**GIVEN PROBLEM:**
What do the lines from the one containing "Read out every word on this page." through the end of the entries say? Quote them exactly, and only them.

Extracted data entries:
########
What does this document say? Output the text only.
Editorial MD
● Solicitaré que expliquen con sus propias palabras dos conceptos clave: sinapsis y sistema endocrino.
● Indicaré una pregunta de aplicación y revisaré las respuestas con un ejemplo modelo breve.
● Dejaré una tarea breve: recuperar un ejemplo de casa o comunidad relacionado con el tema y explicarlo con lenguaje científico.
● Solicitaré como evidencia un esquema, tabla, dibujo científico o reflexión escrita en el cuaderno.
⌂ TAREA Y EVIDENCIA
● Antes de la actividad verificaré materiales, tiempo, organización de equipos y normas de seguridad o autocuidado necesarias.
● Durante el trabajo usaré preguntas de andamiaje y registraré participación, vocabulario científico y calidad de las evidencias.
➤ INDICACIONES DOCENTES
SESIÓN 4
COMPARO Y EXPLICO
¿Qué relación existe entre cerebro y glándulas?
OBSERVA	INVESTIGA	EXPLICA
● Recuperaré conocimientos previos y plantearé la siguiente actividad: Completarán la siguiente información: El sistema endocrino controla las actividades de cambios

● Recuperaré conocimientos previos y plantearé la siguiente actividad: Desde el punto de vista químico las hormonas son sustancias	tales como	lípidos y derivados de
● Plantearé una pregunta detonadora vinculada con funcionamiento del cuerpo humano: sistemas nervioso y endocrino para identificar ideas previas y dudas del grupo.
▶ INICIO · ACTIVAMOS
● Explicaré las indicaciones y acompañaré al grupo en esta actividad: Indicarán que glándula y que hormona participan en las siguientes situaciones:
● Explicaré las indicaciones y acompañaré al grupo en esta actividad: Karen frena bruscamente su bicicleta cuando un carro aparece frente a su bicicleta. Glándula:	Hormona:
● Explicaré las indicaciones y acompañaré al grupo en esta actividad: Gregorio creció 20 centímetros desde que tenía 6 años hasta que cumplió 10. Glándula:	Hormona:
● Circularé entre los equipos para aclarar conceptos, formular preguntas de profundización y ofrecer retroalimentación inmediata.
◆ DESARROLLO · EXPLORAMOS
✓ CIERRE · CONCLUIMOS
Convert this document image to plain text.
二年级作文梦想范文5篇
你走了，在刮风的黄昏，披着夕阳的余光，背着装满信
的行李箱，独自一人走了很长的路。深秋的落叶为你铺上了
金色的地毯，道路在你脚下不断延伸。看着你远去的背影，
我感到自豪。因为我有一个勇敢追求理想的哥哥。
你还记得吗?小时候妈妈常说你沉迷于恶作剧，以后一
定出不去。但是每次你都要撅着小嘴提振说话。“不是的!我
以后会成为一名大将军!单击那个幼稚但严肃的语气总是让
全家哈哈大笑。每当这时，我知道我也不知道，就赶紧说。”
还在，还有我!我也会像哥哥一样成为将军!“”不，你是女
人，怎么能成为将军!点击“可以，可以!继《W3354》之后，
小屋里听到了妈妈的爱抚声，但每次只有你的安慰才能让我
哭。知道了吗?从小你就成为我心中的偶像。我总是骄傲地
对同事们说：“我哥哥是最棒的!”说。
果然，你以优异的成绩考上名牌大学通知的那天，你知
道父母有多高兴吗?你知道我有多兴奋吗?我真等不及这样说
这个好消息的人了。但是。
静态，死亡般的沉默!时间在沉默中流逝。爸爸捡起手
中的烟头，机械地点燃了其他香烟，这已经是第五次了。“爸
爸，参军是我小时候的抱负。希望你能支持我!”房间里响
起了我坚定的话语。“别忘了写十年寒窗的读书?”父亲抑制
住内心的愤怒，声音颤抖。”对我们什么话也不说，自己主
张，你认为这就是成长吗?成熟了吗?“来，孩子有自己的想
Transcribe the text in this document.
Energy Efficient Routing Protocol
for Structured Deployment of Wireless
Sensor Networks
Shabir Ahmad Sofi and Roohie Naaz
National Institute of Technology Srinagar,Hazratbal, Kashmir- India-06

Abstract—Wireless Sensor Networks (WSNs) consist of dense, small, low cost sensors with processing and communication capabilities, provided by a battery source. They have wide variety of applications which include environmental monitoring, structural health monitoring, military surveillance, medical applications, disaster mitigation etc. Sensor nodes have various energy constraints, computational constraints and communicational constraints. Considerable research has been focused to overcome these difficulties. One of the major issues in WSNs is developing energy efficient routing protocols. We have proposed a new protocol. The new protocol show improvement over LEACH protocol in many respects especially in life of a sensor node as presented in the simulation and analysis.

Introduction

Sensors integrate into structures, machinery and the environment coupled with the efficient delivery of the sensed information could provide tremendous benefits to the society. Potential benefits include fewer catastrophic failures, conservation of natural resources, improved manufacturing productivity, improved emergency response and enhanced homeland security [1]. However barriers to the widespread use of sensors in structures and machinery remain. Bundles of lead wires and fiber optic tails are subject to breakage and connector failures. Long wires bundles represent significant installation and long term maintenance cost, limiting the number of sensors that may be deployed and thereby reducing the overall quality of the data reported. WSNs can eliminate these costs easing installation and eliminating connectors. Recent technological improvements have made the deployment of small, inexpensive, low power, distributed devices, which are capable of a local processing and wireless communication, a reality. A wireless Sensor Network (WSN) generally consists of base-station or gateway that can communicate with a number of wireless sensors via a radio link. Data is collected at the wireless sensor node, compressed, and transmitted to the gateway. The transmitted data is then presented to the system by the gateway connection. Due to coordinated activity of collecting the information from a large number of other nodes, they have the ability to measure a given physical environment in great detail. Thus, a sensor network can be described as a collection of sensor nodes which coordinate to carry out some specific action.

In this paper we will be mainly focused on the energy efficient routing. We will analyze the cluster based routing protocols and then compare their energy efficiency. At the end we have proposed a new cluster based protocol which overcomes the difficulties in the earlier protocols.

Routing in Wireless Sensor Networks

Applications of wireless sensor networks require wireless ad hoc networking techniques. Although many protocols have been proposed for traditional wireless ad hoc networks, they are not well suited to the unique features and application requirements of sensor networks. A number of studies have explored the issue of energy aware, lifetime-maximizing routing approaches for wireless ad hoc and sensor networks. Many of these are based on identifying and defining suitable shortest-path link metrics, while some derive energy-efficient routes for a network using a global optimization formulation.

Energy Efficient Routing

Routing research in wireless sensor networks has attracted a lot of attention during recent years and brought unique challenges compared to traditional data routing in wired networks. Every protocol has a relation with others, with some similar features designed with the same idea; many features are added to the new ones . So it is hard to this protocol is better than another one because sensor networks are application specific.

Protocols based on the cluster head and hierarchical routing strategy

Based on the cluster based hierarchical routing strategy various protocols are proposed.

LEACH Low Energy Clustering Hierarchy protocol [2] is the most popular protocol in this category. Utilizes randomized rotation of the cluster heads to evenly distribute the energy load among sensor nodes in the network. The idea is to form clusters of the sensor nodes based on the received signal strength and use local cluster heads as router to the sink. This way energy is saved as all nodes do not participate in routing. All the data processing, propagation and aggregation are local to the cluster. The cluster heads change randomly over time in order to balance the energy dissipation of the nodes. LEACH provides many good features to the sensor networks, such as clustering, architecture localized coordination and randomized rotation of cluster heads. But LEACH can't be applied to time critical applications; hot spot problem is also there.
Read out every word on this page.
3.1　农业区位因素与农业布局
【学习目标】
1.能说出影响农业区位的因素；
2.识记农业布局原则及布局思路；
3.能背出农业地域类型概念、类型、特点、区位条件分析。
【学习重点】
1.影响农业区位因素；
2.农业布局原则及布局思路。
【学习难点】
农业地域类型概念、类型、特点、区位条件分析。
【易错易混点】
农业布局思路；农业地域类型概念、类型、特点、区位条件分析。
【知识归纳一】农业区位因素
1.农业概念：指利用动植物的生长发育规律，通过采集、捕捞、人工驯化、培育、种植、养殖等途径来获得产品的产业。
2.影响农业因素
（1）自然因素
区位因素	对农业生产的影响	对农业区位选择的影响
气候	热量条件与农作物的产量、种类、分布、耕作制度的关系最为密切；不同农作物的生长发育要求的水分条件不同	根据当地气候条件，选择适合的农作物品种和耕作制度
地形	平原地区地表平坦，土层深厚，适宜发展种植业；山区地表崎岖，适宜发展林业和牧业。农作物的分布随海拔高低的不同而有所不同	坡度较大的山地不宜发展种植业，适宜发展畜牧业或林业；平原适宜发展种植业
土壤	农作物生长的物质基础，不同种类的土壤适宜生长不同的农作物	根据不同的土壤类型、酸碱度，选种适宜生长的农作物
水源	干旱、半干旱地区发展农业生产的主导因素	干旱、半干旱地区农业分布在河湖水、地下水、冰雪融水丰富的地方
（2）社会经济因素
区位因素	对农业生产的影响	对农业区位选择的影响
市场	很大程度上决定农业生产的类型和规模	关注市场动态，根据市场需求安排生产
########
**WRITTEN SOLUTION:**
Read out every word on this page.
3.1　农业区位因素与农业布局
【学习目标】
1.能说出影响农业区位的因素；
2.识记农业布局原则及布局思路；
3.能背出农业地域类型概念、类型、特点、区位条件分析。
【学习重点】
1.影响农业区位因素；
2.农业布局原则及布局思路。
【学习难点】
农业地域类型概念、类型、特点、区位条件分析。
【易错易混点】
农业布局思路；农业地域类型概念、类型、特点、区位条件分析。
【知识归纳一】农业区位因素
1.农业概念：指利用动植物的生长发育规律，通过采集、捕捞、人工驯化、培育、种植、养殖等途径来获得产品的产业。
2.影响农业因素
（1）自然因素
区位因素	对农业生产的影响	对农业区位选择的影响
气候	热量条件与农作物的产量、种类、分布、耕作制度的关系最为密切；不同农作物的生长发育要求的水分条件不同	根据当地气候条件，选择适合的农作物品种和耕作制度
地形	平原地区地表平坦，土层深厚，适宜发展种植业；山区地表崎岖，适宜发展林业和牧业。农作物的分布随海拔高低的不同而有所不同	坡度较大的山地不宜发展种植业，适宜发展畜牧业或林业；平原适宜发展种植业
土壤	农作物生长的物质基础，不同种类的土壤适宜生长不同的农作物	根据不同的土壤类型、酸碱度，选种适宜生长的农作物
水源	干旱、半干旱地区发展农业生产的主导因素	干旱、半干旱地区农业分布在河湖水、地下水、冰雪融水丰富的地方
（2）社会经济因素
区位因素	对农业生产的影响	对农业区位选择的影响
市场	很大程度上决定农业生产的类型和规模	关注市场动态，根据市场需求安排生产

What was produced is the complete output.